**Tareas a realizar**
A – Según el fragmento sobre Benedicto XVI, ¿qué medida tomó Ratzinger contra Leonardo Boff cuando era Prefecto de la Doctrina de la Fe?
B – Transcribe del fragmento sobre Benedicto XVI el pasaje que va de "Teólogo de fuste, eurocéntrico" a "uso del preservativo.".
C – Enumera las personas a las que el fragmento sobre Benedicto XVI atribuye una nacionalidad, e indica cuál es en cada caso.

**Fragmento para leer**
****************************************

Quienes trabajaron junto a él admiten que reiteradamente expresaba preocupación por el funcionamiento deficiente de la cura romana, pero sus reformas fueron tímidas, apenas destinadas a internacionalizar la conducción de la Iglesia y a disminuir allí el peso de los italianos. Ningún cambio realmente de fondo.
Pero al mismo tiempo las críticas apuntaban al conservadurismo de Ratzinger, quien había sido el lugarteniente de la perspectiva restauradora de su antecesor en el pontificado, el polaco Karol Wojtyla hoy conocido como San Juan Pablo II por decisión de Francisco. En su pontificado Benedicto XVI dio continuidad a la misma línea conservadora de la que él había sido artífice actuando como Prefecto (ministro) de la Congregación para la Doctrina de la Fe (ex Santo Oficio) durante el gobierno eclesiástico de Wojtyla. Benedicto XVI no ocultaba su desconcierto y su fastidio por la secularización creciente de la sociedad, un síntoma que consideraba no solo perjudicial para la Iglesia, sino nocivo para la sociedad misma.
Teólogo de fuste, eurocéntrico y vaticanista
El papa emérito ahora fallecido fue sin duda un teólogo de fuste, lo cual queda en evidencia en su profusa producción académica. Solidez intelectual que también utilizó para combatir a la naciente y heterodoxa teología de la liberación surgida desde América Latina. Ratzinger fue el más encarnizado enemigo eclesiástico del teólogo brasileño Leonardo Boff, a quien condenó al silencio y le impidió enseñar en los seminarios, medida que adoptó siendo Prefecto de la Doctrina de la Fe. En cambio fue condescendiente con los ultraconservadores seguidores del obispo francés Marcel Lefebvre, a quienes autorizó a volver a celebrar misa en latín. También fue conservador en materia de moral sexual hasta para llegar a condenar el uso del preservativo.

****************************************

**Sección de datos**
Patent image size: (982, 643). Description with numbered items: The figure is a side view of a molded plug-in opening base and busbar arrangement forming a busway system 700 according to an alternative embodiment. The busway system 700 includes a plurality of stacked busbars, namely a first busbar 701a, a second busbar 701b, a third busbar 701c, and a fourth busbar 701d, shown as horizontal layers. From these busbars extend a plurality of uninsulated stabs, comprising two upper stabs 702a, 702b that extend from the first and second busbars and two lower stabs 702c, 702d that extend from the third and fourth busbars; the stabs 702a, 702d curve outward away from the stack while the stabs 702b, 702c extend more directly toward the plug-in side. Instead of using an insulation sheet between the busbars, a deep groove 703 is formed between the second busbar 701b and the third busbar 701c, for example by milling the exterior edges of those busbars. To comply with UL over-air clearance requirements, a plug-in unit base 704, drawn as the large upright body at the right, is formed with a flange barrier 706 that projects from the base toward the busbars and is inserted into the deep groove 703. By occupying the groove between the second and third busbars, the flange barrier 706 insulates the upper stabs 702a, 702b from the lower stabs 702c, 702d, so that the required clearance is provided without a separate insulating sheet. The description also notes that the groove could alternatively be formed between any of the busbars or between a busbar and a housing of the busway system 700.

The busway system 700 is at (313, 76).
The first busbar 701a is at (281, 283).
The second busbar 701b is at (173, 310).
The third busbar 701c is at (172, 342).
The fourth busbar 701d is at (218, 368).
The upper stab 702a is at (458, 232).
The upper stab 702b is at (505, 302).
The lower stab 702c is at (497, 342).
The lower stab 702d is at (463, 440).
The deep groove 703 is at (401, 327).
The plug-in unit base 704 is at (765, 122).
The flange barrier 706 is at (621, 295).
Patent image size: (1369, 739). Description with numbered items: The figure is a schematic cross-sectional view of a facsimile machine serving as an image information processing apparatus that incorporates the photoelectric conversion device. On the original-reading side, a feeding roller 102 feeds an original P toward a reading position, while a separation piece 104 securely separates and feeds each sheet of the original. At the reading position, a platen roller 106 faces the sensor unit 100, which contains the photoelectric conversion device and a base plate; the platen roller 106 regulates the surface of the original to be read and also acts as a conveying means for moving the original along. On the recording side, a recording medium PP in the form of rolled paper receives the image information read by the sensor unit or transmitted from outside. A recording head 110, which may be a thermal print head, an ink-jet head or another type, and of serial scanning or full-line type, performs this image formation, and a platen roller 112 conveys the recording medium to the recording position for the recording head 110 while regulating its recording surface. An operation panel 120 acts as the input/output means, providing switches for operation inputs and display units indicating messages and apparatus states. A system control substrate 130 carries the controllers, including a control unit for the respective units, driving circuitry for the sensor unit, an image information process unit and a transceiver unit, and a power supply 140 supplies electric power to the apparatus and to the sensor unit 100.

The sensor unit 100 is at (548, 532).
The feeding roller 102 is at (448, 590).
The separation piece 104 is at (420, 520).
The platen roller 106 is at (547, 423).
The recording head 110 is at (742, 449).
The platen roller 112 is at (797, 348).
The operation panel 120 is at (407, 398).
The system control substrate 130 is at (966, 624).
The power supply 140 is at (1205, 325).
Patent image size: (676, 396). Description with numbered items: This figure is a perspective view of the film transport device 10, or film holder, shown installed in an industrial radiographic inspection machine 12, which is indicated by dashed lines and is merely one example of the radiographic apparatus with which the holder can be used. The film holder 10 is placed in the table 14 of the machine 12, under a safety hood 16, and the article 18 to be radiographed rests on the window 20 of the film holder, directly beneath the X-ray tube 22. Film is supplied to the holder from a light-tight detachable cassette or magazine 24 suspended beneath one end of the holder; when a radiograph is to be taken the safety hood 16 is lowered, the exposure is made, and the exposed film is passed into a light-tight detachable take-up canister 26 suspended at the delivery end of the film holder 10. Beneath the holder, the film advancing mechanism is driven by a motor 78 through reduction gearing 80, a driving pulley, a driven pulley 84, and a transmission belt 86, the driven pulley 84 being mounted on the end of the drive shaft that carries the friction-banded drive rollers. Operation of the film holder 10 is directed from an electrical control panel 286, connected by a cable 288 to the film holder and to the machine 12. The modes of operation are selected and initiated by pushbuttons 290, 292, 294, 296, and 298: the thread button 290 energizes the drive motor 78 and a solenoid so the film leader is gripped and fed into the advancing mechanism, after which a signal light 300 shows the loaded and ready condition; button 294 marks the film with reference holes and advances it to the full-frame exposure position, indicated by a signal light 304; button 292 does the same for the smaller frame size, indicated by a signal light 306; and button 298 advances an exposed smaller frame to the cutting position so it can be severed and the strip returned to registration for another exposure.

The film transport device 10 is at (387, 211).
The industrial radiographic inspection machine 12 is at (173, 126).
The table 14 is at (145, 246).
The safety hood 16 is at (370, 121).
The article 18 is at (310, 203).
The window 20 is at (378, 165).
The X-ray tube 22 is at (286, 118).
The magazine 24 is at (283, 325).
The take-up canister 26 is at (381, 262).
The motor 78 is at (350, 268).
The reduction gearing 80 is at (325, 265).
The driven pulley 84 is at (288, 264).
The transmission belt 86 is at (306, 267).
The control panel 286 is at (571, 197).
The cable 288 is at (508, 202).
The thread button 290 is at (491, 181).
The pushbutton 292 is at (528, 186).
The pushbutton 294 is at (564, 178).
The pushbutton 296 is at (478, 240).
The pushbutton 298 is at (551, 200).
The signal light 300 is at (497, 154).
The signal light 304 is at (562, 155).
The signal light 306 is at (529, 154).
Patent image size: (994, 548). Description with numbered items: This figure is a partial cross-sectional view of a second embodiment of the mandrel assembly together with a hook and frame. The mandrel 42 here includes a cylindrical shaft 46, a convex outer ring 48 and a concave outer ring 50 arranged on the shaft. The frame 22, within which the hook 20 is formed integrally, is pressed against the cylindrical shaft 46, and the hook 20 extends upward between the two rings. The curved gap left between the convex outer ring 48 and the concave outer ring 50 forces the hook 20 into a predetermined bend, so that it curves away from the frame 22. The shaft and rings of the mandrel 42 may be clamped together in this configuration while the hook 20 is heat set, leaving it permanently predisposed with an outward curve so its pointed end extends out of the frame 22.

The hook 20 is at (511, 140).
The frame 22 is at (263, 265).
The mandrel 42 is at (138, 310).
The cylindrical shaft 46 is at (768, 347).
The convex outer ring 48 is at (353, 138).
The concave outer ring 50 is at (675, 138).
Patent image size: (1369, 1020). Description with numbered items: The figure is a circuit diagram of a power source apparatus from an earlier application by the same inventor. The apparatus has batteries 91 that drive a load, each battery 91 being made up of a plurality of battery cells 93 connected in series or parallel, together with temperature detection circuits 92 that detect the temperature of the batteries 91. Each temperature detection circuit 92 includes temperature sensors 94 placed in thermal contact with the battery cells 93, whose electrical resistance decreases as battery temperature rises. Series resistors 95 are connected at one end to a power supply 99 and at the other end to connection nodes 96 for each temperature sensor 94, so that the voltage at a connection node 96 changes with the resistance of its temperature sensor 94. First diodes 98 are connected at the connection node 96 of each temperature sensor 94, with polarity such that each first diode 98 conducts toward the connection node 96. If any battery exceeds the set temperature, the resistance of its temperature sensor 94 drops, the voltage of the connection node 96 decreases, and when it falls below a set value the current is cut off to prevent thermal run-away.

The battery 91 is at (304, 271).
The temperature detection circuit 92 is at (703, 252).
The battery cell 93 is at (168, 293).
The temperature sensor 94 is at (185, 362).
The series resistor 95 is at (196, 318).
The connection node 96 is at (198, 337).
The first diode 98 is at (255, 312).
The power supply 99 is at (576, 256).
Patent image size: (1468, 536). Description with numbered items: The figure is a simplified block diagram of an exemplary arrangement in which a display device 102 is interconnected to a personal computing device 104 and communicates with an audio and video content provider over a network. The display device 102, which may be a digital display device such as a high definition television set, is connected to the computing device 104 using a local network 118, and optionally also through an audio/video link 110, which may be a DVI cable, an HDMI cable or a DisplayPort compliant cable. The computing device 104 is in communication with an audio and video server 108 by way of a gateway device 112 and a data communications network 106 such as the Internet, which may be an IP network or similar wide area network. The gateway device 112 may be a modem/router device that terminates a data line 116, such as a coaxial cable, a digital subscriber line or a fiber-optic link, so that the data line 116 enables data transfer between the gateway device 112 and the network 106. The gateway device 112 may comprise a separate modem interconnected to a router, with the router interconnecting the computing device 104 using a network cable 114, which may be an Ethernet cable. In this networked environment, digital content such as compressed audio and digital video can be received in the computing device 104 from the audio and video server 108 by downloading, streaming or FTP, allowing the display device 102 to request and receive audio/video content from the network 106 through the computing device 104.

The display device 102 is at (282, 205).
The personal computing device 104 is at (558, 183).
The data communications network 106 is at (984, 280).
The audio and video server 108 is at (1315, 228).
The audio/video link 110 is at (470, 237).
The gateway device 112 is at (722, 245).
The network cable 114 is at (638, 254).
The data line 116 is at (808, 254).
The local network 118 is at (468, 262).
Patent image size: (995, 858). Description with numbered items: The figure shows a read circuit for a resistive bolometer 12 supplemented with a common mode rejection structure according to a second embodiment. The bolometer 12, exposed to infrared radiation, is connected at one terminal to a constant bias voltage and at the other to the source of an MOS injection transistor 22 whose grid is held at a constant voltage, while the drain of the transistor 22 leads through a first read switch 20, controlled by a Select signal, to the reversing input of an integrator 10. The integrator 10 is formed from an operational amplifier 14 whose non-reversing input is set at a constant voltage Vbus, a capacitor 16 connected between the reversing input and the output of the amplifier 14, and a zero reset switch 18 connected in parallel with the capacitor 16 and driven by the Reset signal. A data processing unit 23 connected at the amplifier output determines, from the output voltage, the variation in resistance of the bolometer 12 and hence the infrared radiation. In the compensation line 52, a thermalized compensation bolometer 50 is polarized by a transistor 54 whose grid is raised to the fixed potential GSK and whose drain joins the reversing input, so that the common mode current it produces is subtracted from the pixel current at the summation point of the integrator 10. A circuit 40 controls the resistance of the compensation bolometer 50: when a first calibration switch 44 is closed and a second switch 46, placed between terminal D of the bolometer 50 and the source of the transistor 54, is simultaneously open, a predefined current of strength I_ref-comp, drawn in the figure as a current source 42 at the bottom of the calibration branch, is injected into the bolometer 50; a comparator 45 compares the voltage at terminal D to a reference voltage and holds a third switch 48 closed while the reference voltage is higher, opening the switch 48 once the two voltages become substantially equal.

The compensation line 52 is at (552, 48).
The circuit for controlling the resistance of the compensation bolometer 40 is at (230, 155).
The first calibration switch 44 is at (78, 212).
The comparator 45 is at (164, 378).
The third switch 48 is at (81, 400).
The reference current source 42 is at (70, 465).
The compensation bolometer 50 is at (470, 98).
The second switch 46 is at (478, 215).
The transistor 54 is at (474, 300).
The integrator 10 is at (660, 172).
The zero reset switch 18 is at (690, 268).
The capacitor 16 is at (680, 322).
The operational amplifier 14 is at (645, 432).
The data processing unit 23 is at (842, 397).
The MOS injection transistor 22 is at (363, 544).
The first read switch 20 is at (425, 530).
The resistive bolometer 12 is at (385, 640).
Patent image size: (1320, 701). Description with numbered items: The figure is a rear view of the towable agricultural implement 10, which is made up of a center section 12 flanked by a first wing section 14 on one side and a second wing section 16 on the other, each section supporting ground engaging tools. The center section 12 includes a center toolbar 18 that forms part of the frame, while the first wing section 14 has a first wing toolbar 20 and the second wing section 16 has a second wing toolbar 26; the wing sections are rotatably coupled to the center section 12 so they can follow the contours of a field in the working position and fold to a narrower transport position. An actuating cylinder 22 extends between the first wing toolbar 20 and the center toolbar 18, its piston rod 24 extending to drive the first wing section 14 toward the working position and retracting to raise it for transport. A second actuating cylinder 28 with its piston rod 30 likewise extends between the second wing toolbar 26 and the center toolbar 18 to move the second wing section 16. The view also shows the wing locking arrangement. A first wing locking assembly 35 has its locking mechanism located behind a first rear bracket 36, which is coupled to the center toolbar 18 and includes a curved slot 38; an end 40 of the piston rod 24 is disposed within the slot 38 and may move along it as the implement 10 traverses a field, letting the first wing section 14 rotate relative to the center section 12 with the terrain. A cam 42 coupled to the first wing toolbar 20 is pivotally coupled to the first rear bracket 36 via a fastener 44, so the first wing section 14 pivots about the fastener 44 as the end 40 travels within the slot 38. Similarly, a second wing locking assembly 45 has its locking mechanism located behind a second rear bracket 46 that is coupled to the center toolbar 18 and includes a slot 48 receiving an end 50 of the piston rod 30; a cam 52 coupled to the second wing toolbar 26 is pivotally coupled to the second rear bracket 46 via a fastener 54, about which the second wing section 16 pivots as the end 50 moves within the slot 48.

****************************************

**Respuestas en orden**
A – Lo condenó al silencio y le impidió enseñar en los seminarios.

B –
Teólogo de fuste, eurocéntrico y vaticanista
El papa emérito ahora fallecido fue sin duda un teólogo de fuste, lo cual queda en evidencia en su profusa producción académica. Solidez intelectual que también utilizó para combatir a la naciente y heterodoxa teología de la liberación surgida desde América Latina. Ratzinger fue el más encarnizado enemigo eclesiástico del teólogo brasileño Leonardo Boff, a quien condenó al silencio y le impidió enseñar en los seminarios, medida que adoptó siendo Prefecto de la Doctrina de la Fe. En cambio fue condescendiente con los ultraconservadores seguidores del obispo francés Marcel Lefebvre, a quienes autorizó a volver a celebrar misa en latín. También fue conservador en materia de moral sexual hasta para llegar a condenar el uso del preservativo.

C – Karol Wojtyla, polaco; Leonardo Boff, brasileño; Marcel Lefebvre, francés.